::: GIVEN RECORDS :::
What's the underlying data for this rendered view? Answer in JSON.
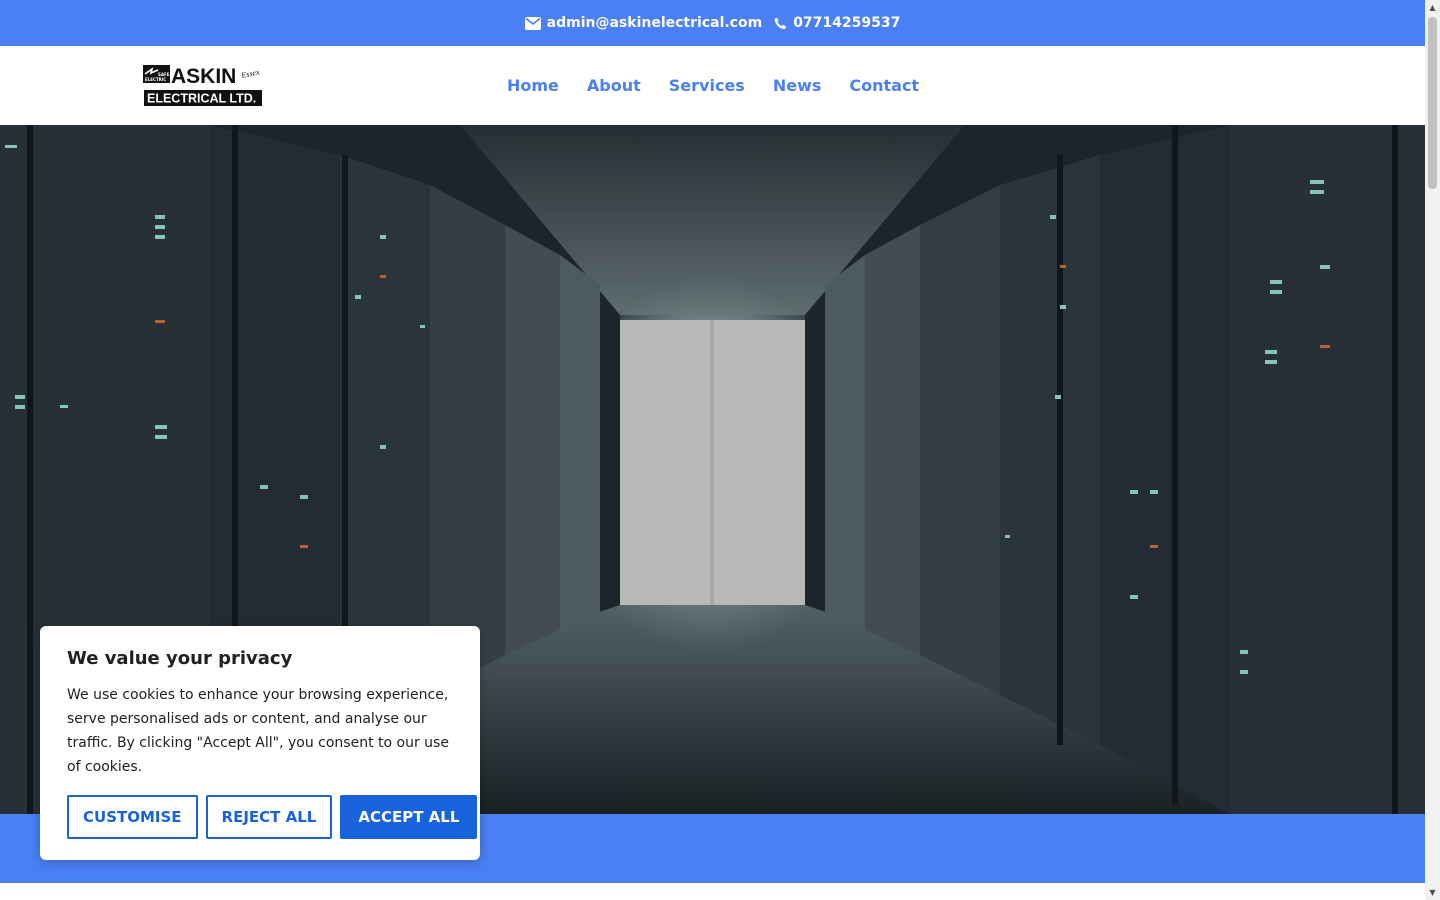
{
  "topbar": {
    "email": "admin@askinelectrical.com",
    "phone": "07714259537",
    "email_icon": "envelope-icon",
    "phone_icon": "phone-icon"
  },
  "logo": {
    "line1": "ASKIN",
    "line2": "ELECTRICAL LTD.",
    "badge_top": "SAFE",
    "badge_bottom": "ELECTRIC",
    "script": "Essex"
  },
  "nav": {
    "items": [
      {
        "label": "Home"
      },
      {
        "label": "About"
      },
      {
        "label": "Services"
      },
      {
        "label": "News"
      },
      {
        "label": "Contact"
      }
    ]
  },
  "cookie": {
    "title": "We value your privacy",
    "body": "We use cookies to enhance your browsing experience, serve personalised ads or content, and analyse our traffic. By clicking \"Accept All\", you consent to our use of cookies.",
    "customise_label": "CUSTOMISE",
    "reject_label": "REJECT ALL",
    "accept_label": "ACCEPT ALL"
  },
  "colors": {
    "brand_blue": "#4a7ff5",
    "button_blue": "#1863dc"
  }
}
:::
**JOB**
Every record must be copied exactly, with the pictures left out.

**EXERCISE RESULT**
What's the underlying data for this rendered view? Answer in JSON.
{
  "topbar": {
    "email": "admin@askinelectrical.com",
    "phone": "07714259537",
    "email_icon": "envelope-icon",
    "phone_icon": "phone-icon"
  },
  "logo": {
    "line1": "ASKIN",
    "line2": "ELECTRICAL LTD.",
    "badge_top": "SAFE",
    "badge_bottom": "ELECTRIC",
    "script": "Essex"
  },
  "nav": {
    "items": [
      {
        "label": "Home"
      },
      {
        "label": "About"
      },
      {
        "label": "Services"
      },
      {
        "label": "News"
      },
      {
        "label": "Contact"
      }
    ]
  },
  "cookie": {
    "title": "We value your privacy",
    "body": "We use cookies to enhance your browsing experience, serve personalised ads or content, and analyse our traffic. By clicking \"Accept All\", you consent to our use of cookies.",
    "customise_label": "CUSTOMISE",
    "reject_label": "REJECT ALL",
    "accept_label": "ACCEPT ALL"
  },
  "colors": {
    "brand_blue": "#4a7ff5",
    "button_blue": "#1863dc"
  }
}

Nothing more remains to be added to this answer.